TESTO DA LEGGERE>
╭──

06 Aprile 2016

Ammette di essere in causa per un plagio di Zucchero (“Quale Senso Abbiamo Noi” e le assonanze con la sua “Take Me To The Sunshine” per AlbertOne), Cristian Piccinelli (nella foto con la cantante Ingrid Alberini e il cantautore Sagi Rei). In generale oltre all’appiattimento sonoro di cui si parla spesso, Piccinelli dice di non sentire in circolazione “grandi liriche”. Versatile produttore, arrangiatore e autore dalle poliedriche capacità, inizia la sua carriera in adolescenza, Piccinelli si racconta.
“La stesura cantata si è accorciata e spesso è solo un riempitivo per un brano strumentale. Poi arrivano i vari David Guetta e Calvin Harris e fanno quello che noi facevamo negli anni '90, scrivono belle melodie e riff vincenti. Ovviamente all’ascoltatore medio arrivano queste due cose. Cosa vuoi che gliene freghi a un ascoltatore che tipo di cassa hai usato o quale riverbero o se ha un RMS che spacca. Già tra gli addetti ai lavori a volte mi capita che non distinguano un suono di piano da una chitarra”.
Sono tutte pippe dei nuovi produttori?

╰──

ELENCO FORNITO>
╭──

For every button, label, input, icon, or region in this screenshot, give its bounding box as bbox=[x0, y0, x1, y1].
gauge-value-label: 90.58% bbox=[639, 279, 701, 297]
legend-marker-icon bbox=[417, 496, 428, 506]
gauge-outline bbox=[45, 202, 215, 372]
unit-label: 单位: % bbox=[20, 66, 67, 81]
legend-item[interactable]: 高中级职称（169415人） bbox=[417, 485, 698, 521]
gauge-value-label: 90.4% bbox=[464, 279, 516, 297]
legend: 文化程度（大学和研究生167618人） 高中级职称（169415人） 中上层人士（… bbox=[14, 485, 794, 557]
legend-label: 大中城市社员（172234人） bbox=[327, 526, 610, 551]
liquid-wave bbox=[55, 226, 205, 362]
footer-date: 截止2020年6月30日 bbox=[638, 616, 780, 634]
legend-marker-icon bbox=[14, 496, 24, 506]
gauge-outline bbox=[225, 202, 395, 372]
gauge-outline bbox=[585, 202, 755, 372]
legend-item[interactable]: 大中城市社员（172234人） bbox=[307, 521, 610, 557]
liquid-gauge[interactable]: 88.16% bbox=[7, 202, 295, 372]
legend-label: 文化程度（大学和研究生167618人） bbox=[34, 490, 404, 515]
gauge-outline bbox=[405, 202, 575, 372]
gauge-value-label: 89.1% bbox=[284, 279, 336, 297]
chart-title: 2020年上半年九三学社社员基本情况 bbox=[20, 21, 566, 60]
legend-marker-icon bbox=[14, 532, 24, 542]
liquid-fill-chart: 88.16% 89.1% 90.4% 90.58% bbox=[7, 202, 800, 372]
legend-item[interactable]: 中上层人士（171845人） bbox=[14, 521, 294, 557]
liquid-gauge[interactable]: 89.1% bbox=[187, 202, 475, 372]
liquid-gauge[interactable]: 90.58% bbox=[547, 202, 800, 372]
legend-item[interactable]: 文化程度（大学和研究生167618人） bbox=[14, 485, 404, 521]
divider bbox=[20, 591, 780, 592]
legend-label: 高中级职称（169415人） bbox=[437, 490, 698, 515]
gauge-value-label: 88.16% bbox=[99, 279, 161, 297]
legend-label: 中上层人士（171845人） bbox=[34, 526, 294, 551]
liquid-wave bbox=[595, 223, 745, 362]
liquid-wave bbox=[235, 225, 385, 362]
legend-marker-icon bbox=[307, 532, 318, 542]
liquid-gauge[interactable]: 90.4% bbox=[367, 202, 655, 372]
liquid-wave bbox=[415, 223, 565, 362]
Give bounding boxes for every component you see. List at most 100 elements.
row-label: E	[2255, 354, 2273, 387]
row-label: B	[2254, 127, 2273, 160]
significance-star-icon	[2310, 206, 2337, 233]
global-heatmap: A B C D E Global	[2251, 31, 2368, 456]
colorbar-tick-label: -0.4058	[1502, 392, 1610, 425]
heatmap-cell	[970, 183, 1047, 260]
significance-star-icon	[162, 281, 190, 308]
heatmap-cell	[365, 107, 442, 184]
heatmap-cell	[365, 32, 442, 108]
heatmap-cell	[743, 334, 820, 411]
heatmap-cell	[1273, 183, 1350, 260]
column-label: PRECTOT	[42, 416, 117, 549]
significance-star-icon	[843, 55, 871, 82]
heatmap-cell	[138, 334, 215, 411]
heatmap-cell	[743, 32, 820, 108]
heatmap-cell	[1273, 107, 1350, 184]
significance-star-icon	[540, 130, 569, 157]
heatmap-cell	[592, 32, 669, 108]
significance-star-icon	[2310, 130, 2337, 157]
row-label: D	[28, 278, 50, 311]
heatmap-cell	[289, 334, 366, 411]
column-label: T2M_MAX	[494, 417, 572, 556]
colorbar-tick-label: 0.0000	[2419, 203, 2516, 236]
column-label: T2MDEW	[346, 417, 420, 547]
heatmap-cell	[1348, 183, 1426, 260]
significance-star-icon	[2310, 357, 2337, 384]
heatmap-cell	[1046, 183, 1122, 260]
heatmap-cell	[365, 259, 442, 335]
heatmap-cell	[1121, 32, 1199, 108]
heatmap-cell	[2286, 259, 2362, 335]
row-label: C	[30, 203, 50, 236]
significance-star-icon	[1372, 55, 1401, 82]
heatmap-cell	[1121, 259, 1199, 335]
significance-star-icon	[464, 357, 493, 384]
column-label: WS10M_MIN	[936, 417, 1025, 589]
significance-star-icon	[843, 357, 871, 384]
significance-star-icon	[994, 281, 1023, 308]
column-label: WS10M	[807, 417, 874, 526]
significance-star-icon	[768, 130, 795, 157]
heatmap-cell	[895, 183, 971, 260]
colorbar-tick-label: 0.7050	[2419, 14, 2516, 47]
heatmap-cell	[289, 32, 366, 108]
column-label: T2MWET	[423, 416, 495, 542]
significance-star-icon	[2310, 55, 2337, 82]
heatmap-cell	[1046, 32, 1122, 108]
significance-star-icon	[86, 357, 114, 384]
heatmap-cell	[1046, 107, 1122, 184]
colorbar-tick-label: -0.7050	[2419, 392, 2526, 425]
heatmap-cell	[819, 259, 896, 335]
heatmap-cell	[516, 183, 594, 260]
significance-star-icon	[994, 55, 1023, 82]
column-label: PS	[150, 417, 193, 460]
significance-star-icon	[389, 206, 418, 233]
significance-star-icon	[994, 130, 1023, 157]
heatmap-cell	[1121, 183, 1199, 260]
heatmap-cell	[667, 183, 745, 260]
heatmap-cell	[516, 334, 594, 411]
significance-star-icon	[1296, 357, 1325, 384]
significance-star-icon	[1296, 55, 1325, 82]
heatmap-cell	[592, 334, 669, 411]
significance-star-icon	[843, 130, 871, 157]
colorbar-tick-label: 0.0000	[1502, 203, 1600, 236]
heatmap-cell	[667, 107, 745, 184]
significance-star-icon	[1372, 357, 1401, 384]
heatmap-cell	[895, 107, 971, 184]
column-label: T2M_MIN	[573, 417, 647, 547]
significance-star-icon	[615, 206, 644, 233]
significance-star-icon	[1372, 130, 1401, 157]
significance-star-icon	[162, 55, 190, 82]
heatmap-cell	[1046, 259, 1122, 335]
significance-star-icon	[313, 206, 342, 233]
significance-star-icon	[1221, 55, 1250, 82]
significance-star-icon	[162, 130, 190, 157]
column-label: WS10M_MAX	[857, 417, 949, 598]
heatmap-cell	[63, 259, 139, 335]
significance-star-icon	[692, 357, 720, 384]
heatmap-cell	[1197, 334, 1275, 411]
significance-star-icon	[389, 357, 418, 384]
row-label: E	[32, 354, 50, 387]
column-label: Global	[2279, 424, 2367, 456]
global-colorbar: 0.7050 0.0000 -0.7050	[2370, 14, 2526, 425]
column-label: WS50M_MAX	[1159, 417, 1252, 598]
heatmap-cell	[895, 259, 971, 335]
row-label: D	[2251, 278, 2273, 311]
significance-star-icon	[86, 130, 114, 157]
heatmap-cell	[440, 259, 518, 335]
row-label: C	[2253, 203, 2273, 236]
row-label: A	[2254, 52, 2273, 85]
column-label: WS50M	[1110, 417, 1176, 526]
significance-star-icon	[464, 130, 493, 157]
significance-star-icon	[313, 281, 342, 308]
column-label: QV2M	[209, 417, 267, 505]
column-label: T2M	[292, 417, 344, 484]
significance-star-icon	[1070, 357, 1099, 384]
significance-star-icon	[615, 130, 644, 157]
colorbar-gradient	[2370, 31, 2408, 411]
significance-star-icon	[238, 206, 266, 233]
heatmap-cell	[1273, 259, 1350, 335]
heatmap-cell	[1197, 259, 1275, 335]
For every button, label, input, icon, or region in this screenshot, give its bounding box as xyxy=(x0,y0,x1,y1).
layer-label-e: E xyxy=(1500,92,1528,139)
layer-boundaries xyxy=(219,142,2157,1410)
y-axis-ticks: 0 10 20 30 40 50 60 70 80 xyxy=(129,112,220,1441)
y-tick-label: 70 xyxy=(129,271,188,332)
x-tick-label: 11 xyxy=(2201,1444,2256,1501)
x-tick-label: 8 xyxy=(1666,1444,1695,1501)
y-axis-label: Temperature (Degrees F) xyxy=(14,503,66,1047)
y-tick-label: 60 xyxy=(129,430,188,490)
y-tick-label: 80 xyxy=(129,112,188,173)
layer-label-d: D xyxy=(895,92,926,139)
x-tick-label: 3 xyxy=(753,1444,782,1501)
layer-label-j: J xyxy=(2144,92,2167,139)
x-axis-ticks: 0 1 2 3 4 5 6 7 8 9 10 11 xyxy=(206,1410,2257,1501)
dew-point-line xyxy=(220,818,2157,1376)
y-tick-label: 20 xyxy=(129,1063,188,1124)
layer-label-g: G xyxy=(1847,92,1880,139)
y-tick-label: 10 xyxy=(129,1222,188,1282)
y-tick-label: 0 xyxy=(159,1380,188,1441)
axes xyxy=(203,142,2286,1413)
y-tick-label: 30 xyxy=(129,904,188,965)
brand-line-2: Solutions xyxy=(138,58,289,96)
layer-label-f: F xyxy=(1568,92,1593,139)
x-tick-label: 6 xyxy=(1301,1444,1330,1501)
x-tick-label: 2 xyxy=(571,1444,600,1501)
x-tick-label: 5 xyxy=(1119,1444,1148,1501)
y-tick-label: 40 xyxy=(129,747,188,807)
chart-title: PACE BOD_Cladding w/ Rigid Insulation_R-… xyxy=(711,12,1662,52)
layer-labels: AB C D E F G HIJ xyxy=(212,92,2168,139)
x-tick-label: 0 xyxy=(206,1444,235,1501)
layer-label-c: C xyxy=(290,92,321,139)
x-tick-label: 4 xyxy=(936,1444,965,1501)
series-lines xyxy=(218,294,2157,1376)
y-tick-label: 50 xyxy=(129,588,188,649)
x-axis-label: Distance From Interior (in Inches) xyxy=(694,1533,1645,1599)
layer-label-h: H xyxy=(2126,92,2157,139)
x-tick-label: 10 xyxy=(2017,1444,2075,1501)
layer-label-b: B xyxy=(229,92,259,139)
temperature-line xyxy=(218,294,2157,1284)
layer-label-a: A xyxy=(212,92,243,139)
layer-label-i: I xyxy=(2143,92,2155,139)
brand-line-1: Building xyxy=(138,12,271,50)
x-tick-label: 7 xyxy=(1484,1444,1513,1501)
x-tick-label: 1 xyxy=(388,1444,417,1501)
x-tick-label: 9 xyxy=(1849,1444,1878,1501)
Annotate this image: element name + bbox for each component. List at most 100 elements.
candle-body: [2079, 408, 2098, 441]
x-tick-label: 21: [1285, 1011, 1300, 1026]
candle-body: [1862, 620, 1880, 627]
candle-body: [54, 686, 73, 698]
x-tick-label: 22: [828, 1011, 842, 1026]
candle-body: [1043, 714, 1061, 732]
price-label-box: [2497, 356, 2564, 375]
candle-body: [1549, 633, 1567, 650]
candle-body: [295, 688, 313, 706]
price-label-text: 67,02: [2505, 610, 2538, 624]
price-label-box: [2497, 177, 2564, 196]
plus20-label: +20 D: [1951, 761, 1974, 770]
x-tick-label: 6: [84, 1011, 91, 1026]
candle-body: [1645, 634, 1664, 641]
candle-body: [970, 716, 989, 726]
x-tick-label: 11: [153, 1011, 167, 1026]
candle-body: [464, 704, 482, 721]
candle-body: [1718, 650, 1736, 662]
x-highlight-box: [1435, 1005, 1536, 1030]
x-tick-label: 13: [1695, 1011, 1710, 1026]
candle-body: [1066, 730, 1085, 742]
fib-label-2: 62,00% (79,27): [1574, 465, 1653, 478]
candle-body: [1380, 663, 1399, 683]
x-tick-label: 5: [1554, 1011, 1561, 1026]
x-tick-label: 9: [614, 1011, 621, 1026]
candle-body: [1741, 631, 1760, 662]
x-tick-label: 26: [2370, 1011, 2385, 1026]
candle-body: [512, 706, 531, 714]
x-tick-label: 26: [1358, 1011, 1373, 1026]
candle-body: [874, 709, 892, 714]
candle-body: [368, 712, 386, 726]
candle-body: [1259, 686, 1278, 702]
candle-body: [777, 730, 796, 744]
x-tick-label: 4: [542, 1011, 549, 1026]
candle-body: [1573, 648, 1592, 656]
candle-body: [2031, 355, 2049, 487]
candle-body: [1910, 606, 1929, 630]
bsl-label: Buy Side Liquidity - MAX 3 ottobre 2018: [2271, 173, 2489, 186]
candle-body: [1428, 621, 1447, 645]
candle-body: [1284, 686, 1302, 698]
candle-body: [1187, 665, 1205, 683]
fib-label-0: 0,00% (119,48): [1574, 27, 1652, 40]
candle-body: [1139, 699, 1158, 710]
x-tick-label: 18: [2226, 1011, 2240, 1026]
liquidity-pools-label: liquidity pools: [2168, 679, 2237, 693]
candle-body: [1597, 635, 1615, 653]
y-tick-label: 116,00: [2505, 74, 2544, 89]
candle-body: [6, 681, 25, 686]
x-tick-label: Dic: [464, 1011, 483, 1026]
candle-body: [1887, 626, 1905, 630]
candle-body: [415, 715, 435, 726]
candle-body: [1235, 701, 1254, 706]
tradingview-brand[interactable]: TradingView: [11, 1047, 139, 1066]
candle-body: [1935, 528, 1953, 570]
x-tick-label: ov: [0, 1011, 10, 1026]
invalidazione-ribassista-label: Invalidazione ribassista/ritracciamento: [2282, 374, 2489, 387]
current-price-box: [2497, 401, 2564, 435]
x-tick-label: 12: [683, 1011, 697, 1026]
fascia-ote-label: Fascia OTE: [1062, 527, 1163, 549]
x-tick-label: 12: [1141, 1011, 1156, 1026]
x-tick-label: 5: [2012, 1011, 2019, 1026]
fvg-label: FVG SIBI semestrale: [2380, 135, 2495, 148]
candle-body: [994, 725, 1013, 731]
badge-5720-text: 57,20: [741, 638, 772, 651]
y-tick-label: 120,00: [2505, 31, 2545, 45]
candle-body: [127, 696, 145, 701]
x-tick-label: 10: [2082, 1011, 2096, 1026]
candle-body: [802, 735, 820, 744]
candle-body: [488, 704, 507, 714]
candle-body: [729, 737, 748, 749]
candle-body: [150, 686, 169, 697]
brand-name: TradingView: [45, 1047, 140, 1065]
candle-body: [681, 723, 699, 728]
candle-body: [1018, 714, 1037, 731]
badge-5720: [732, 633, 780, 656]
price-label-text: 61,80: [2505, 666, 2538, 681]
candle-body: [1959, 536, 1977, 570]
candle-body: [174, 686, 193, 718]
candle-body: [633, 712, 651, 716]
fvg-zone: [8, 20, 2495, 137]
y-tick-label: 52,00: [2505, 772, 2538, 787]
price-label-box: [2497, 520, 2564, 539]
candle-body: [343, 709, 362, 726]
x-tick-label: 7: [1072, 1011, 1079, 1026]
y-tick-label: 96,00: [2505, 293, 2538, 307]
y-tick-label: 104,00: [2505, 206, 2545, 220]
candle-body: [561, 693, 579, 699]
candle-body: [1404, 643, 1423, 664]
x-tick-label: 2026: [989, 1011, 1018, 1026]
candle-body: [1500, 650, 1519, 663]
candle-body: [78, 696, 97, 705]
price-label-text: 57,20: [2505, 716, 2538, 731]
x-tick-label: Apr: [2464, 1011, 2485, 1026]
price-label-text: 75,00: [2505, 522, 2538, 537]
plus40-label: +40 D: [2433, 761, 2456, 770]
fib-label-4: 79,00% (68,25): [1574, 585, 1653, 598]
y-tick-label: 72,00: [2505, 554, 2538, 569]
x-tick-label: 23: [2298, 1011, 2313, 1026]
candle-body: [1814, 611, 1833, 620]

╰──

CONSEGNA> Modifica il passo dell'articolo su Cristian Piccinelli compreso tra "Ammette di essere" e "Piccinelli si racconta.", estremi inclusi: riscrivilo sostituendo "produttore" con "compositore".

RISPOSTA FINALE>
Ammette di essere in causa per un plagio di Zucchero (“Quale Senso Abbiamo Noi” e le assonanze con la sua “Take Me To The Sunshine” per AlbertOne), Cristian Piccinelli (nella foto con la cantante Ingrid Alberini e il cantautore Sagi Rei). In generale oltre all’appiattimento sonoro di cui si parla spesso, Piccinelli dice di non sentire in circolazione “grandi liriche”. Versatile compositore, arrangiatore e autore dalle poliedriche capacità, inizia la sua carriera in adolescenza, Piccinelli si racconta.